- EXERCISE GOAL -
Locate each line below that includes "content" and reproduce it.

(Dataset rows)
......

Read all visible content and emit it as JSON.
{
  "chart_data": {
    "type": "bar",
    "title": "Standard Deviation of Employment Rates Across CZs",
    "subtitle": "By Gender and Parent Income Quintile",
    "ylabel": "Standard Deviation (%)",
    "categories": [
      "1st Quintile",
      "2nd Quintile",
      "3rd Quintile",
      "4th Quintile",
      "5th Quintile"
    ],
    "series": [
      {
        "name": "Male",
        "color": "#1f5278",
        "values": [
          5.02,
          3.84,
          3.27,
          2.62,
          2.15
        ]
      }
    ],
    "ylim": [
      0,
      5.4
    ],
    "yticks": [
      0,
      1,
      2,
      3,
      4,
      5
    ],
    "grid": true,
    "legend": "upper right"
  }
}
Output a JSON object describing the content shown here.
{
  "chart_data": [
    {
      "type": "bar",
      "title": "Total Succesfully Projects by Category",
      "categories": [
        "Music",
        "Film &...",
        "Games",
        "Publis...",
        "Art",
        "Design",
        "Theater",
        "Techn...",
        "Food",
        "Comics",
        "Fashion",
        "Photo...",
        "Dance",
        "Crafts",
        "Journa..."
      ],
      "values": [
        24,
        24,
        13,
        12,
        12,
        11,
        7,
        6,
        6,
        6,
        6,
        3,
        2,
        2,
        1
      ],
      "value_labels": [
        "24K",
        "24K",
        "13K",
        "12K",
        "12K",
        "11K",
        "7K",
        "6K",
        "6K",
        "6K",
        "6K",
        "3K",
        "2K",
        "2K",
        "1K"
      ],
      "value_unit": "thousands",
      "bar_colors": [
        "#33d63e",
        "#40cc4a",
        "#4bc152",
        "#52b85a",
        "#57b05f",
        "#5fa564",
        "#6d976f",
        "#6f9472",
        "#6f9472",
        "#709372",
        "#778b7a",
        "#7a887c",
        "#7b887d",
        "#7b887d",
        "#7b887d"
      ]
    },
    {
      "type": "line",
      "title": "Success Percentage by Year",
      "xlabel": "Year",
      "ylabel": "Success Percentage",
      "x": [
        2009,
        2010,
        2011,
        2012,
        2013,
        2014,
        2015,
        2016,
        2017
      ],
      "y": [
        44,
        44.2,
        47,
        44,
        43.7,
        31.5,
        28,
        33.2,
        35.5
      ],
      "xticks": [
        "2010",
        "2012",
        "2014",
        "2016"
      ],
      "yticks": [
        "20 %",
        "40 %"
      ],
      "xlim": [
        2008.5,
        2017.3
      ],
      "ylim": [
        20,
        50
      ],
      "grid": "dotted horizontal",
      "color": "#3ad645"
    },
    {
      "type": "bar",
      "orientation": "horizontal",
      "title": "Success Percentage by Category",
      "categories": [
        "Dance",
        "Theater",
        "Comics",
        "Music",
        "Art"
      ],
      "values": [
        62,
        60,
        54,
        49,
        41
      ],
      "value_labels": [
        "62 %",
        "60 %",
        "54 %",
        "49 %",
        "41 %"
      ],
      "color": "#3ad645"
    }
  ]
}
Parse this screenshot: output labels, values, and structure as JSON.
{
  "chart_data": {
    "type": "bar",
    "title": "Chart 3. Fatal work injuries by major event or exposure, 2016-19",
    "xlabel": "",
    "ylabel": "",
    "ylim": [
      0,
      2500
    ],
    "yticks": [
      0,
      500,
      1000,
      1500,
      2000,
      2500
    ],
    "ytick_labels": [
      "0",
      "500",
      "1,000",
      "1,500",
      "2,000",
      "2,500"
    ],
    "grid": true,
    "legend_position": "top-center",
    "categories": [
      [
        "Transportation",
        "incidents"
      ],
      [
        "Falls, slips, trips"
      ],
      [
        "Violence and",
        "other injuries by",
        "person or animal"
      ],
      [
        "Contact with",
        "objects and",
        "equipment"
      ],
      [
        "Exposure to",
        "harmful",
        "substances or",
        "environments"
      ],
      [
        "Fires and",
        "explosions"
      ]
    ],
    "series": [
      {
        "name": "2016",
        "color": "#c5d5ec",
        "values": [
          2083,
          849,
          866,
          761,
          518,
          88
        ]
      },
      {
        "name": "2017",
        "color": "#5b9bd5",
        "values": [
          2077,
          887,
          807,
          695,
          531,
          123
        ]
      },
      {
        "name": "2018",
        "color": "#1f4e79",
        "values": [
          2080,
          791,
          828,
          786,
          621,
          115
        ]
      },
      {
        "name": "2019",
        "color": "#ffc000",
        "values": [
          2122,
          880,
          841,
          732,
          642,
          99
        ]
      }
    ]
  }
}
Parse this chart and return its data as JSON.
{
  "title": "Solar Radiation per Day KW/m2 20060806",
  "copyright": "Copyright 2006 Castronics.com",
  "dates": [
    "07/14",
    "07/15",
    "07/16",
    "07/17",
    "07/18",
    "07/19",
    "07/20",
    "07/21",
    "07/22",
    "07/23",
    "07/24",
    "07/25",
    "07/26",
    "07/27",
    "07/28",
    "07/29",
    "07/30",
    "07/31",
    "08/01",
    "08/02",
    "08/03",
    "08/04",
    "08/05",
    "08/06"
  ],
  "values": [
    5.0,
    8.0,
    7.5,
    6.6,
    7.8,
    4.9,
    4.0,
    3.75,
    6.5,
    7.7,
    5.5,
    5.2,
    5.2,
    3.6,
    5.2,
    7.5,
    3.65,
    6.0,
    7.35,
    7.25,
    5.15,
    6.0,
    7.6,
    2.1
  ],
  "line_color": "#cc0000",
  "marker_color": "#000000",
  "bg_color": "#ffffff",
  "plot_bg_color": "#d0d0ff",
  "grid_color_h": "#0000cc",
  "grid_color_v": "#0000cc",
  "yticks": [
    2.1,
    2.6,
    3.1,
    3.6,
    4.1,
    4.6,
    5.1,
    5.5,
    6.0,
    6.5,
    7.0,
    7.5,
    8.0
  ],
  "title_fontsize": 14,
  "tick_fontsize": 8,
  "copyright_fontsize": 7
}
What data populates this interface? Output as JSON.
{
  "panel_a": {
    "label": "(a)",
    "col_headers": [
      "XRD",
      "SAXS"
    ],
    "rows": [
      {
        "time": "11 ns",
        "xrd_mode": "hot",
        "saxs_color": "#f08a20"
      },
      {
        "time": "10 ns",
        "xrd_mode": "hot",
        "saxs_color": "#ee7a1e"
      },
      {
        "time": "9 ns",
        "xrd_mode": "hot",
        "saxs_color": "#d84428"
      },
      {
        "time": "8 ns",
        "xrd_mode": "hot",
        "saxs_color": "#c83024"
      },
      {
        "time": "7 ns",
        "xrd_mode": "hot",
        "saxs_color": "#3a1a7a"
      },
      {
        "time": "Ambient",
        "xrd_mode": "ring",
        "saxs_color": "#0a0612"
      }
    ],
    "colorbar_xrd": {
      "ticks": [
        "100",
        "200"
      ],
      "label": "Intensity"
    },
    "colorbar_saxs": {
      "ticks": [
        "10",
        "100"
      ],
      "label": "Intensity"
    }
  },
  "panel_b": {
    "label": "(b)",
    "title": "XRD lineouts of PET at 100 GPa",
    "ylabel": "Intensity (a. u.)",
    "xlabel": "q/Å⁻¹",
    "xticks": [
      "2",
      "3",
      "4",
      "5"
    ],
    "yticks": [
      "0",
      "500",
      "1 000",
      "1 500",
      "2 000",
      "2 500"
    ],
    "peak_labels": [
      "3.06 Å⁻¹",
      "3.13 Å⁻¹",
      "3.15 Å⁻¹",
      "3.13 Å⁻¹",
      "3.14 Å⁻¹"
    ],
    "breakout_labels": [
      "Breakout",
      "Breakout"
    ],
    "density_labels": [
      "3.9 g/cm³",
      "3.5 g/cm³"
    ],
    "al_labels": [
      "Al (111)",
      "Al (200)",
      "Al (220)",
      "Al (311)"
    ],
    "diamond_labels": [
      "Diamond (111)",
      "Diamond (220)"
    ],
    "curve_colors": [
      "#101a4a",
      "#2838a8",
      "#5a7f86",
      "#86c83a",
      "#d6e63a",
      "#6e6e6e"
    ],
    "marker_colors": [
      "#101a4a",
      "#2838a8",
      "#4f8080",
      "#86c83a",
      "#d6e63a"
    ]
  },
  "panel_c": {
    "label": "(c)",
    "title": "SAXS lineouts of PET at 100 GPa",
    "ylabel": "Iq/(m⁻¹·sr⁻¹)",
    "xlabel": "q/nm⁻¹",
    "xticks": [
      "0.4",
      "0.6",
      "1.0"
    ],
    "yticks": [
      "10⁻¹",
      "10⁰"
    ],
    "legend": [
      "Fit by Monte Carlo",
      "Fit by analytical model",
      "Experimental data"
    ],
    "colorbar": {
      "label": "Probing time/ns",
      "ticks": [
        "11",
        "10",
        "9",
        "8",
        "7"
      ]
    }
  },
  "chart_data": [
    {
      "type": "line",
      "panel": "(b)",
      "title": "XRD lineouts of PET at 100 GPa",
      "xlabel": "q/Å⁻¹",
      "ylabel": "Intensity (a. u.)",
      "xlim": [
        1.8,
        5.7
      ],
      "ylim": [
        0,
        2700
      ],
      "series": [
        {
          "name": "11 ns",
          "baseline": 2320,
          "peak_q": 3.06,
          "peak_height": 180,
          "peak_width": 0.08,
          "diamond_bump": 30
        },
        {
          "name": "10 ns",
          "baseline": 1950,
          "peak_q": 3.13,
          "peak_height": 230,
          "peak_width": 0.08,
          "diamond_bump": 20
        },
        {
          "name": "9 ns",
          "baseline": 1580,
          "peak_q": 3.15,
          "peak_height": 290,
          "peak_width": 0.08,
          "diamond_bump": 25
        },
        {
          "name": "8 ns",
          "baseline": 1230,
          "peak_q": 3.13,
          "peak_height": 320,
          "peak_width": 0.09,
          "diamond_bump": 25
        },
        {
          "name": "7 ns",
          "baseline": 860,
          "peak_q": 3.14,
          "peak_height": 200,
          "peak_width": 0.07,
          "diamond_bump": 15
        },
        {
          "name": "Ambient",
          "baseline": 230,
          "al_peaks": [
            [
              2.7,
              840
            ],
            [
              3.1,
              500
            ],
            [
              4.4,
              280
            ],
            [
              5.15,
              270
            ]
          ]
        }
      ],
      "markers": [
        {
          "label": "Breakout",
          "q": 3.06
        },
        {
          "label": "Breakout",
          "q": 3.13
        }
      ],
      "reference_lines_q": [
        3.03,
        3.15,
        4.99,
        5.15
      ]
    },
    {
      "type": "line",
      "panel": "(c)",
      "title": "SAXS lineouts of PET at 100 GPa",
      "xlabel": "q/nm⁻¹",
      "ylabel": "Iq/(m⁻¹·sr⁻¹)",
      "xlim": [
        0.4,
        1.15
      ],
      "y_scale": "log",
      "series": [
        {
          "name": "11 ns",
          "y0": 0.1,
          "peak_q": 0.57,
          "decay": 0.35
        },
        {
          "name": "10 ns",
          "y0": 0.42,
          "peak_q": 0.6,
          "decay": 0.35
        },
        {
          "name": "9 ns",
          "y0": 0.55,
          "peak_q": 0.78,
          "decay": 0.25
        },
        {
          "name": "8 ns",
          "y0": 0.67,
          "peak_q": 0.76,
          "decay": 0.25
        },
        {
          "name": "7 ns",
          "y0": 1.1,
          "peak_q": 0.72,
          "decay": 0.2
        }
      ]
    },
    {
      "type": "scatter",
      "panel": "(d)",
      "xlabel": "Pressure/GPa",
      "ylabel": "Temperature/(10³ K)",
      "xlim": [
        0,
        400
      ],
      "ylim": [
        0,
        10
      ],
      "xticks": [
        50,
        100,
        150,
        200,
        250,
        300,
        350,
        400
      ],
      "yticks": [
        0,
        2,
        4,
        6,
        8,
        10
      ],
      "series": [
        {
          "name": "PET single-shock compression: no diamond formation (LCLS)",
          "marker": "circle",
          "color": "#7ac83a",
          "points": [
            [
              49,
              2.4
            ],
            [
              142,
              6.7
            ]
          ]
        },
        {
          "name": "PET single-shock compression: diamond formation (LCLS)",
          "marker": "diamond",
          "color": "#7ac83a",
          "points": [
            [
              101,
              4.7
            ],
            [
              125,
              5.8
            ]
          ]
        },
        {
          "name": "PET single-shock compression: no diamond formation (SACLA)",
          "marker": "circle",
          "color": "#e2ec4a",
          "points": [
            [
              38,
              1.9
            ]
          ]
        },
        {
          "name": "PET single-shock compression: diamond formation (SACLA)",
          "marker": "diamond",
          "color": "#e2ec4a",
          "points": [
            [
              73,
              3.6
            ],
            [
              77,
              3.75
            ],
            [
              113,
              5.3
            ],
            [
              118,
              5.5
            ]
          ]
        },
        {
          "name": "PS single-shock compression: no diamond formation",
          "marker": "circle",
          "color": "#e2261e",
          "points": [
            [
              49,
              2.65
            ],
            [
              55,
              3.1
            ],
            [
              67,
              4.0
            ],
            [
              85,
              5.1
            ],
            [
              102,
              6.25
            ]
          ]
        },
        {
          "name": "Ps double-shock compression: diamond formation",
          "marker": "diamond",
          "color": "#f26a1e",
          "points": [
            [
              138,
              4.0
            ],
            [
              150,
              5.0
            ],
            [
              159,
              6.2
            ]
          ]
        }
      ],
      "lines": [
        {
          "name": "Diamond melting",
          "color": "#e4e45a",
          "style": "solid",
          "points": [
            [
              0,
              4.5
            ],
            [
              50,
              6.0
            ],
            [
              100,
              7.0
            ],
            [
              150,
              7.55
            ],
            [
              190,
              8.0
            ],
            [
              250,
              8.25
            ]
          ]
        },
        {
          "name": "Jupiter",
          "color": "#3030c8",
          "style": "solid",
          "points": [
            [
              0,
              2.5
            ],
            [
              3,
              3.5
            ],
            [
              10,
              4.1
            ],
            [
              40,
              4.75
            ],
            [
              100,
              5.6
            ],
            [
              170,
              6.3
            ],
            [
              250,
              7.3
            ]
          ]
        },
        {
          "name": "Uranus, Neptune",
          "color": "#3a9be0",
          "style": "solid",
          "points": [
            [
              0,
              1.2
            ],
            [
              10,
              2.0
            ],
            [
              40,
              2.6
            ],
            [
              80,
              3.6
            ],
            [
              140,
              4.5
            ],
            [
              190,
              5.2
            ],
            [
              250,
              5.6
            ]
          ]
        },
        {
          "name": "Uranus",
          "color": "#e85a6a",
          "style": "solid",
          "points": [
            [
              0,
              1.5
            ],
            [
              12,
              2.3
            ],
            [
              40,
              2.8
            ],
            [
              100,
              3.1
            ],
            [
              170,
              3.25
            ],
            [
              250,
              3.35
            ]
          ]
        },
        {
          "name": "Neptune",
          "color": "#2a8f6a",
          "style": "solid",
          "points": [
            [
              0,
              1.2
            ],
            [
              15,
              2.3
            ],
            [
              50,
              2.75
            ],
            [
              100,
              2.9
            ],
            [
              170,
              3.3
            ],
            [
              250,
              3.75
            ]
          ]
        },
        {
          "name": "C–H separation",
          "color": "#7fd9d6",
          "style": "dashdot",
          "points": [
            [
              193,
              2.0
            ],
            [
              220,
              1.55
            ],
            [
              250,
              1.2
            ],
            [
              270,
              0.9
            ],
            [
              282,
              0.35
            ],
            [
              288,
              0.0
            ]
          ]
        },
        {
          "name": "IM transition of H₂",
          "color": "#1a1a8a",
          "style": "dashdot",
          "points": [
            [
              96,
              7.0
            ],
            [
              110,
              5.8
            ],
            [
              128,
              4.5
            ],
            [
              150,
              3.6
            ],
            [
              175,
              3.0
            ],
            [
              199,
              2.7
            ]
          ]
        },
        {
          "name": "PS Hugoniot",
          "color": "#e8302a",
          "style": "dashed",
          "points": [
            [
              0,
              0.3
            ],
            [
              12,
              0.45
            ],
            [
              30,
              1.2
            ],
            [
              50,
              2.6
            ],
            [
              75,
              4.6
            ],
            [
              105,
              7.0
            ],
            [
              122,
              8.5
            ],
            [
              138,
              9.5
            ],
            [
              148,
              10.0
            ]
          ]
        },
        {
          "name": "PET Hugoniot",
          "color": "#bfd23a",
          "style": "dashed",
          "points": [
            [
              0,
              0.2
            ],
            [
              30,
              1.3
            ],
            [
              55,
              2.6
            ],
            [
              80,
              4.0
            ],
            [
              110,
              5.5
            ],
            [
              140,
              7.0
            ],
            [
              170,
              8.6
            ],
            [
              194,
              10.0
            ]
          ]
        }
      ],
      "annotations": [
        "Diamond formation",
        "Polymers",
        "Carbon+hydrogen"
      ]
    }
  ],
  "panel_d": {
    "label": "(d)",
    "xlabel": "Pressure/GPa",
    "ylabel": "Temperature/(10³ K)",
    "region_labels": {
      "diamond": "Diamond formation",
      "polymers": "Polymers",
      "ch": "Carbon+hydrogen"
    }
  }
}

......

- TASK RESPONSE -
Read all visible content and emit it as JSON.
Output a JSON object describing the content shown here.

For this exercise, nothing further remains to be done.